Repeat, exactly and completely, the entries shown underneath.
[Start]
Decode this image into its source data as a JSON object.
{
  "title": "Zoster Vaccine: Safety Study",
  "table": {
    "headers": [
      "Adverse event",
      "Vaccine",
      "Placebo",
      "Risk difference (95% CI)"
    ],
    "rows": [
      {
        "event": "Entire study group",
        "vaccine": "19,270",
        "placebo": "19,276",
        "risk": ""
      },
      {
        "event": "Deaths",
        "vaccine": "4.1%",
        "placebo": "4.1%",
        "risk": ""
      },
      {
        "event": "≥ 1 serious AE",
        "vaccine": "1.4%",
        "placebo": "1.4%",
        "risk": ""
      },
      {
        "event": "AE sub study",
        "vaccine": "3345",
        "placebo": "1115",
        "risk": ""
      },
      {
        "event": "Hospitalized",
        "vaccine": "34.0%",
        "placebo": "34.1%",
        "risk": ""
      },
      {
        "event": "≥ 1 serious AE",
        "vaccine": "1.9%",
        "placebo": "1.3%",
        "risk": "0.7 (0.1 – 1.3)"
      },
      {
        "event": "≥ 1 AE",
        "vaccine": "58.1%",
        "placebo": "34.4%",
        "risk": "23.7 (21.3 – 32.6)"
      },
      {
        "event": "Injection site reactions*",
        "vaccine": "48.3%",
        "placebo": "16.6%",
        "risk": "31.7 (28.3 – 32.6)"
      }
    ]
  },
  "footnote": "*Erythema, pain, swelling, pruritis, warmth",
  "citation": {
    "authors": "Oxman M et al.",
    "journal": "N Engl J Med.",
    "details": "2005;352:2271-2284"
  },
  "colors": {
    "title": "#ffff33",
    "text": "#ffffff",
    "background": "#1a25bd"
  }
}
[End]
• [Written response]:
Decode this image into its source data as a JSON object.
{
  "title": "Zoster Vaccine: Safety Study",
  "table": {
    "headers": [
      "Adverse event",
      "Vaccine",
      "Placebo",
      "Risk difference (95% CI)"
    ],
    "rows": [
      {
        "event": "Entire study group",
        "vaccine": "19,270",
        "placebo": "19,276",
        "risk": ""
      },
      {
        "event": "Deaths",
        "vaccine": "4.1%",
        "placebo": "4.1%",
        "risk": ""
      },
      {
        "event": "≥ 1 serious AE",
        "vaccine": "1.4%",
        "placebo": "1.4%",
        "risk": ""
      },
      {
        "event": "AE sub study",
        "vaccine": "3345",
        "placebo": "1115",
        "risk": ""
      },
      {
        "event": "Hospitalized",
        "vaccine": "34.0%",
        "placebo": "34.1%",
        "risk": ""
      },
      {
        "event": "≥ 1 serious AE",
        "vaccine": "1.9%",
        "placebo": "1.3%",
        "risk": "0.7 (0.1 – 1.3)"
      },
      {
        "event": "≥ 1 AE",
        "vaccine": "58.1%",
        "placebo": "34.4%",
        "risk": "23.7 (21.3 – 32.6)"
      },
      {
        "event": "Injection site reactions*",
        "vaccine": "48.3%",
        "placebo": "16.6%",
        "risk": "31.7 (28.3 – 32.6)"
      }
    ]
  },
  "footnote": "*Erythema, pain, swelling, pruritis, warmth",
  "citation": {
    "authors": "Oxman M et al.",
    "journal": "N Engl J Med.",
    "details": "2005;352:2271-2284"
  },
  "colors": {
    "title": "#ffff33",
    "text": "#ffffff",
    "background": "#1a25bd"
  }
}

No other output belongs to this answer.